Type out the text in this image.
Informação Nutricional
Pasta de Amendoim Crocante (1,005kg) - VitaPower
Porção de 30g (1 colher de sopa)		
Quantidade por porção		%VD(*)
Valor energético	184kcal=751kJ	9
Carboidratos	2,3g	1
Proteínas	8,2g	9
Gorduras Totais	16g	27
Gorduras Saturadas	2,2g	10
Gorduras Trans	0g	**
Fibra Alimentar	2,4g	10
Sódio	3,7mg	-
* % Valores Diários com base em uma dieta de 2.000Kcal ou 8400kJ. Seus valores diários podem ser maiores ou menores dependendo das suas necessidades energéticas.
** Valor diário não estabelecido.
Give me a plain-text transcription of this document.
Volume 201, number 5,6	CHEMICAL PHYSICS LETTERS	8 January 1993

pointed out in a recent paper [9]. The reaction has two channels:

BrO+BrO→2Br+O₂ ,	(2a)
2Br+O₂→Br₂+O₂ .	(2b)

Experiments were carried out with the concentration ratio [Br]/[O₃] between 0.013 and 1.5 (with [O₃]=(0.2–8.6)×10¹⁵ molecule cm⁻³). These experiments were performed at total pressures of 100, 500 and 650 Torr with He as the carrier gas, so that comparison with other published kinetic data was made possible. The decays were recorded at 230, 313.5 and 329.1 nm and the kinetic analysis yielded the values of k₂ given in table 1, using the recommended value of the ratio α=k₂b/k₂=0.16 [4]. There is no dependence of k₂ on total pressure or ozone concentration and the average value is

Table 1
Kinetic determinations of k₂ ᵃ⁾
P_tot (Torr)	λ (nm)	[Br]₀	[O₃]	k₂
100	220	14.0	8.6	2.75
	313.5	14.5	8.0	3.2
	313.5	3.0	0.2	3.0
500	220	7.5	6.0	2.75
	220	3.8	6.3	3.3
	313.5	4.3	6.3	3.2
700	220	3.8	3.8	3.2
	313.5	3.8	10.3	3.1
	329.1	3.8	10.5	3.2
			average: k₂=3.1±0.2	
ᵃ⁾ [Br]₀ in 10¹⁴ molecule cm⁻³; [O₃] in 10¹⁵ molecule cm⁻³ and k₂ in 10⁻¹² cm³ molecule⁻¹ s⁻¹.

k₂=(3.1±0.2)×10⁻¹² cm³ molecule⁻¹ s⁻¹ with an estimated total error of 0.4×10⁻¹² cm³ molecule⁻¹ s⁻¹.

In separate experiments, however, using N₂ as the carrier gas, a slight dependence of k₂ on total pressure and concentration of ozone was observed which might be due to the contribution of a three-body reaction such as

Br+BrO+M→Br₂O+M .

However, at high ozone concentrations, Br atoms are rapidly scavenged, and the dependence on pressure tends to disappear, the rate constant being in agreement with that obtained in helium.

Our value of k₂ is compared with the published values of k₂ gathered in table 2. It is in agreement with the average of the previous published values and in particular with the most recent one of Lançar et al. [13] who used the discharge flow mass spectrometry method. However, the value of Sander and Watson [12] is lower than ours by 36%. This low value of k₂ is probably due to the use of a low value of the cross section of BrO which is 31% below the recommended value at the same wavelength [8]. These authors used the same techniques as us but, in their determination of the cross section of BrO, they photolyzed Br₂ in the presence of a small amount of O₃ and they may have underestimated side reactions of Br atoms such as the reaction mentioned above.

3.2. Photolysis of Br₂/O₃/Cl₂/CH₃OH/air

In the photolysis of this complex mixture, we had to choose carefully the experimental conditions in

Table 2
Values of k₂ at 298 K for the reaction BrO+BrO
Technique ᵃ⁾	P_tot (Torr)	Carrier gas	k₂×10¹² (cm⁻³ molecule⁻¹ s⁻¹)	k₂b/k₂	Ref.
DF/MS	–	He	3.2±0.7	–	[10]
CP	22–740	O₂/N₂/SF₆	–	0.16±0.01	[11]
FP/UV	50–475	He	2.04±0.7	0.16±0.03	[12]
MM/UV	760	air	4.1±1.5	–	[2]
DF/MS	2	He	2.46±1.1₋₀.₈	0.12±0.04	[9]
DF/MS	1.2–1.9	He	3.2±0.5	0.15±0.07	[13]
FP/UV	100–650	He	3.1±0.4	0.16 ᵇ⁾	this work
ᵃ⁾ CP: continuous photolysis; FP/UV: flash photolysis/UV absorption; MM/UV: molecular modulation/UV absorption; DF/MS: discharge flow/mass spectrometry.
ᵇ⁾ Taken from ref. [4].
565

──────

**WHAT IS ASKED**
Reproduce each entry exactly, leaving out nothing.

**WRITTEN RESPONSE**
Type out the text in this image.
Informação Nutricional
Pasta de Amendoim Crocante (1,005kg) - VitaPower
Porção de 30g (1 colher de sopa)		
Quantidade por porção		%VD(*)
Valor energético	184kcal=751kJ	9
Carboidratos	2,3g	1
Proteínas	8,2g	9
Gorduras Totais	16g	27
Gorduras Saturadas	2,2g	10
Gorduras Trans	0g	**
Fibra Alimentar	2,4g	10
Sódio	3,7mg	-
* % Valores Diários com base em uma dieta de 2.000Kcal ou 8400kJ. Seus valores diários podem ser maiores ou menores dependendo das suas necessidades energéticas.
** Valor diário não estabelecido.
Give me a plain-text transcription of this document.
Volume 201, number 5,6	CHEMICAL PHYSICS LETTERS	8 January 1993

pointed out in a recent paper [9]. The reaction has two channels:

BrO+BrO→2Br+O₂ ,	(2a)
2Br+O₂→Br₂+O₂ .	(2b)

Experiments were carried out with the concentration ratio [Br]/[O₃] between 0.013 and 1.5 (with [O₃]=(0.2–8.6)×10¹⁵ molecule cm⁻³). These experiments were performed at total pressures of 100, 500 and 650 Torr with He as the carrier gas, so that comparison with other published kinetic data was made possible. The decays were recorded at 230, 313.5 and 329.1 nm and the kinetic analysis yielded the values of k₂ given in table 1, using the recommended value of the ratio α=k₂b/k₂=0.16 [4]. There is no dependence of k₂ on total pressure or ozone concentration and the average value is

Table 1
Kinetic determinations of k₂ ᵃ⁾
P_tot (Torr)	λ (nm)	[Br]₀	[O₃]	k₂
100	220	14.0	8.6	2.75
	313.5	14.5	8.0	3.2
	313.5	3.0	0.2	3.0
500	220	7.5	6.0	2.75
	220	3.8	6.3	3.3
	313.5	4.3	6.3	3.2
700	220	3.8	3.8	3.2
	313.5	3.8	10.3	3.1
	329.1	3.8	10.5	3.2
			average: k₂=3.1±0.2	
ᵃ⁾ [Br]₀ in 10¹⁴ molecule cm⁻³; [O₃] in 10¹⁵ molecule cm⁻³ and k₂ in 10⁻¹² cm³ molecule⁻¹ s⁻¹.

k₂=(3.1±0.2)×10⁻¹² cm³ molecule⁻¹ s⁻¹ with an estimated total error of 0.4×10⁻¹² cm³ molecule⁻¹ s⁻¹.

In separate experiments, however, using N₂ as the carrier gas, a slight dependence of k₂ on total pressure and concentration of ozone was observed which might be due to the contribution of a three-body reaction such as

Br+BrO+M→Br₂O+M .

However, at high ozone concentrations, Br atoms are rapidly scavenged, and the dependence on pressure tends to disappear, the rate constant being in agreement with that obtained in helium.

Our value of k₂ is compared with the published values of k₂ gathered in table 2. It is in agreement with the average of the previous published values and in particular with the most recent one of Lançar et al. [13] who used the discharge flow mass spectrometry method. However, the value of Sander and Watson [12] is lower than ours by 36%. This low value of k₂ is probably due to the use of a low value of the cross section of BrO which is 31% below the recommended value at the same wavelength [8]. These authors used the same techniques as us but, in their determination of the cross section of BrO, they photolyzed Br₂ in the presence of a small amount of O₃ and they may have underestimated side reactions of Br atoms such as the reaction mentioned above.

3.2. Photolysis of Br₂/O₃/Cl₂/CH₃OH/air

In the photolysis of this complex mixture, we had to choose carefully the experimental conditions in

Table 2
Values of k₂ at 298 K for the reaction BrO+BrO
Technique ᵃ⁾	P_tot (Torr)	Carrier gas	k₂×10¹² (cm⁻³ molecule⁻¹ s⁻¹)	k₂b/k₂	Ref.
DF/MS	–	He	3.2±0.7	–	[10]
CP	22–740	O₂/N₂/SF₆	–	0.16±0.01	[11]
FP/UV	50–475	He	2.04±0.7	0.16±0.03	[12]
MM/UV	760	air	4.1±1.5	–	[2]
DF/MS	2	He	2.46±1.1₋₀.₈	0.12±0.04	[9]
DF/MS	1.2–1.9	He	3.2±0.5	0.15±0.07	[13]
FP/UV	100–650	He	3.1±0.4	0.16 ᵇ⁾	this work
ᵃ⁾ CP: continuous photolysis; FP/UV: flash photolysis/UV absorption; MM/UV: molecular modulation/UV absorption; DF/MS: discharge flow/mass spectrometry.
ᵇ⁾ Taken from ref. [4].
565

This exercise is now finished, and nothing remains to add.